*Task description*. Check each line of the data for "JSON" and select those that have it.

:: Data listing

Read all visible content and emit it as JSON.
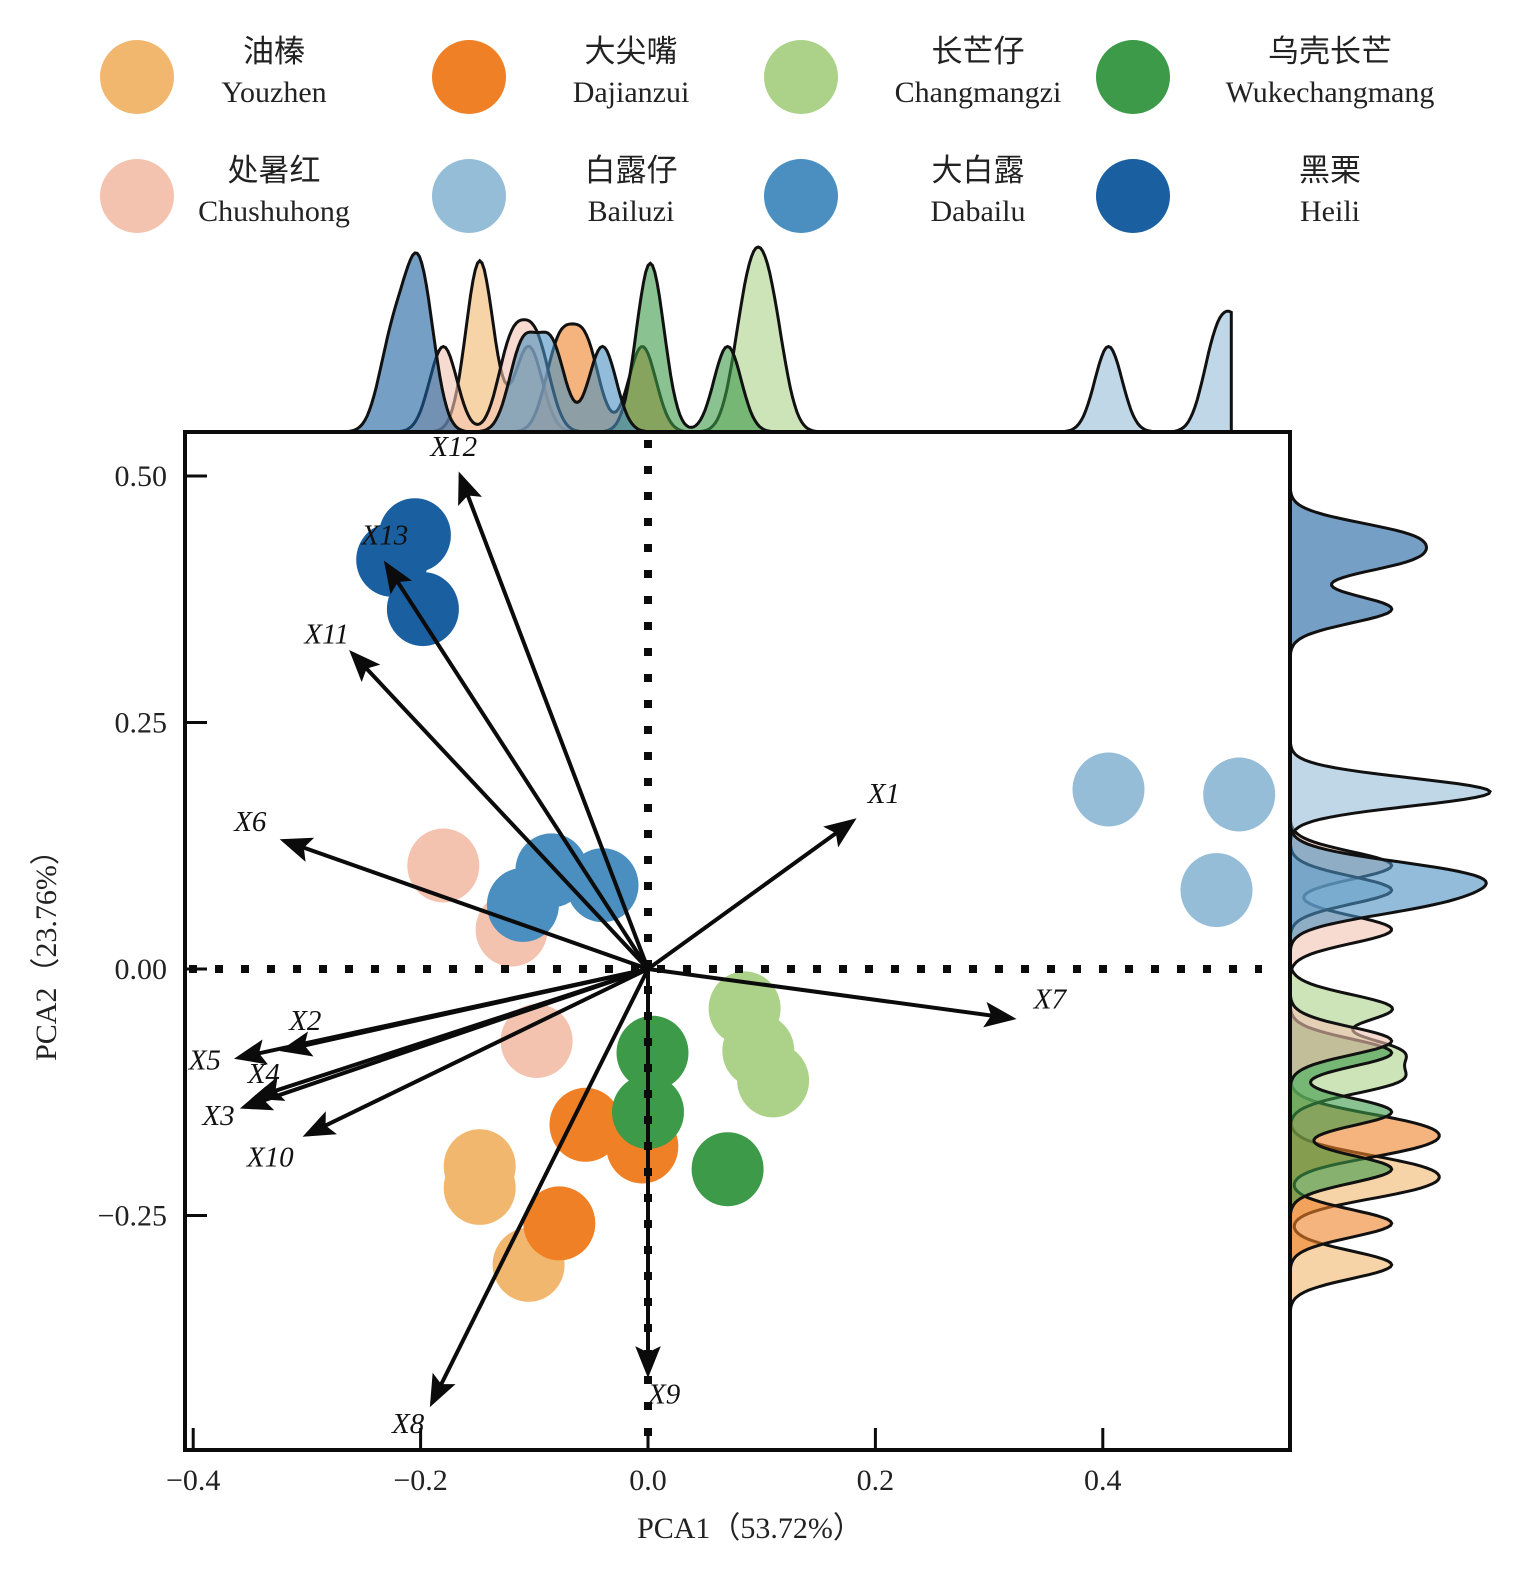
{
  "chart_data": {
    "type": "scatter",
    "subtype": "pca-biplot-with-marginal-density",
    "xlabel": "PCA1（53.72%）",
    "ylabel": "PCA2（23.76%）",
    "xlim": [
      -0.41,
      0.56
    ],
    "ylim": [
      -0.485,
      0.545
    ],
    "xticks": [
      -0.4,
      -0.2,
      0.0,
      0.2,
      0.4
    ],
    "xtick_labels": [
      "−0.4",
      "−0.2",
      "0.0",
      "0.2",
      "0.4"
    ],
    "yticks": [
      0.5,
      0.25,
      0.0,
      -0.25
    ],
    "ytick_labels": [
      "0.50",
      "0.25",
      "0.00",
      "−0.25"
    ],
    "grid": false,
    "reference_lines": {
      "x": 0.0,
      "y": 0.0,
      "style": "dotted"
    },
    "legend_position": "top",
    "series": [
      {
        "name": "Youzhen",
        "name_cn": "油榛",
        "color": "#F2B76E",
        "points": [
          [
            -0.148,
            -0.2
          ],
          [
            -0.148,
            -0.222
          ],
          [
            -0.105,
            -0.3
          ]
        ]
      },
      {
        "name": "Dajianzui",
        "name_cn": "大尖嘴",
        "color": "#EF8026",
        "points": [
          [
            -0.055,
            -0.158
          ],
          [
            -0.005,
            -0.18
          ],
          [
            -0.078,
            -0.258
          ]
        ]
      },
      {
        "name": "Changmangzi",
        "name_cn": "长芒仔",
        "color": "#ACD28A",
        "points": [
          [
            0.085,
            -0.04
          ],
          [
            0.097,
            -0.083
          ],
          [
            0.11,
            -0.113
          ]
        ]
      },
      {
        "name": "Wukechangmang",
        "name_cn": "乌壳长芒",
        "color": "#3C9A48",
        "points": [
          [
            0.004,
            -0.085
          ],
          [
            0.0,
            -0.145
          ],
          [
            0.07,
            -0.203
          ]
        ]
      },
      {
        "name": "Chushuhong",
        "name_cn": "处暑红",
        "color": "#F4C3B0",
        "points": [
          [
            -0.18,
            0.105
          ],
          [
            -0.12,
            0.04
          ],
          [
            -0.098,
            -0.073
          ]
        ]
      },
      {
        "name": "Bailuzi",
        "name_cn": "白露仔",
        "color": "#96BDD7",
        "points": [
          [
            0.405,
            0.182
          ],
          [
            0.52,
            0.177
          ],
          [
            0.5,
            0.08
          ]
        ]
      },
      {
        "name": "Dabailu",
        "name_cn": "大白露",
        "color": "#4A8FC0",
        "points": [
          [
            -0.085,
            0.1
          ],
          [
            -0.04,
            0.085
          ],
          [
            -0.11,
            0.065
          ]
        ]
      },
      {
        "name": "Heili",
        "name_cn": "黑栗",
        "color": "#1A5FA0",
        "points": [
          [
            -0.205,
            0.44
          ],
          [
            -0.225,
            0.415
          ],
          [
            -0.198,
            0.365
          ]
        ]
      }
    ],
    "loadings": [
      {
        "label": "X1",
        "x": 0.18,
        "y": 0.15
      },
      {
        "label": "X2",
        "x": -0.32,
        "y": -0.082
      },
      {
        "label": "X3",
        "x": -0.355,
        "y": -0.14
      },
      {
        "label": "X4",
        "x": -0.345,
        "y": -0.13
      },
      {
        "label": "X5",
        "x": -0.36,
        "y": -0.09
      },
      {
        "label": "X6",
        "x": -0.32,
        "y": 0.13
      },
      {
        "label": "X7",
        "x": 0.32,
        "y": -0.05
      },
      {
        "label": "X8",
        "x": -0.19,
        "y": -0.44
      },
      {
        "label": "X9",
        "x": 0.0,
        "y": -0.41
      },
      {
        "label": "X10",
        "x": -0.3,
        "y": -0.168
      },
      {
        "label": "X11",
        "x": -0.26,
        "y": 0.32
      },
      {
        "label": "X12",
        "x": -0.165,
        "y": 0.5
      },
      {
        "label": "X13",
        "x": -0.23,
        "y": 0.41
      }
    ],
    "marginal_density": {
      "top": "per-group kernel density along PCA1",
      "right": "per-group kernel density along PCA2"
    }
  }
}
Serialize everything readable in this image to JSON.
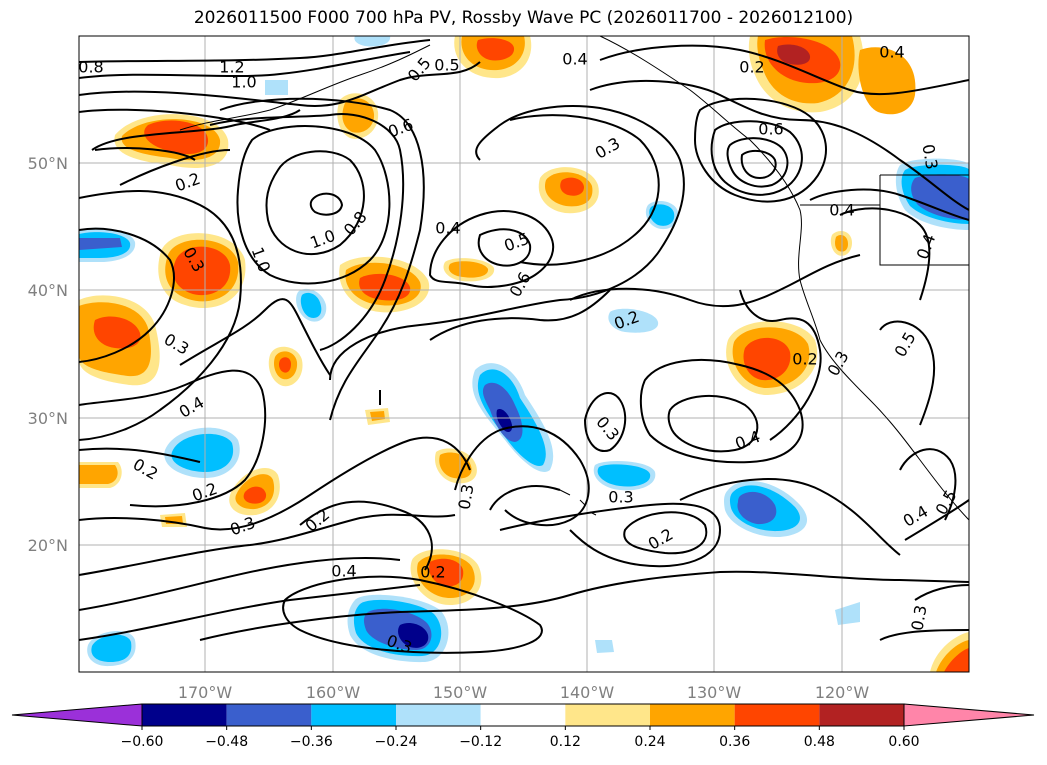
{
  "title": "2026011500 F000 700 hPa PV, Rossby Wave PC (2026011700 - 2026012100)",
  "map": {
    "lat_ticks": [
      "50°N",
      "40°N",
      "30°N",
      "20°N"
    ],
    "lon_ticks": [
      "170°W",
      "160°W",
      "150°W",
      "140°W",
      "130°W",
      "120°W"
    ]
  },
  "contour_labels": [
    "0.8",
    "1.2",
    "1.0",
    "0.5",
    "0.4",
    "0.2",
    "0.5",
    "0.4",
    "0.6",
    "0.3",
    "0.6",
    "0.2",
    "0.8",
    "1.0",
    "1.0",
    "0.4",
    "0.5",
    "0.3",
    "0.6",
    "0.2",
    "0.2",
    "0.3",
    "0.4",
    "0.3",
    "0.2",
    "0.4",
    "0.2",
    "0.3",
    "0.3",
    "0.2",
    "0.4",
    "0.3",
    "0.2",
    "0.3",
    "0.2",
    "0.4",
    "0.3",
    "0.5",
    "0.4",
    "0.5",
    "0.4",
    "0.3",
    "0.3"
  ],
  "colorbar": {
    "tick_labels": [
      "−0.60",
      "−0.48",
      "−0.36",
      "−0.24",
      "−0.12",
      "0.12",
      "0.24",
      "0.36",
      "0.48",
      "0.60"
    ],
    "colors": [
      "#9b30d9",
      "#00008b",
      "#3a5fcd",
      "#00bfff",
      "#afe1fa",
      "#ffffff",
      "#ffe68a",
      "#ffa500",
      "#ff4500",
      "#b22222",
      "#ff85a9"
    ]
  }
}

::::

*Correct result*.
Read all visible content and emit it as JSON.
Serialize everything readable in this image to JSON.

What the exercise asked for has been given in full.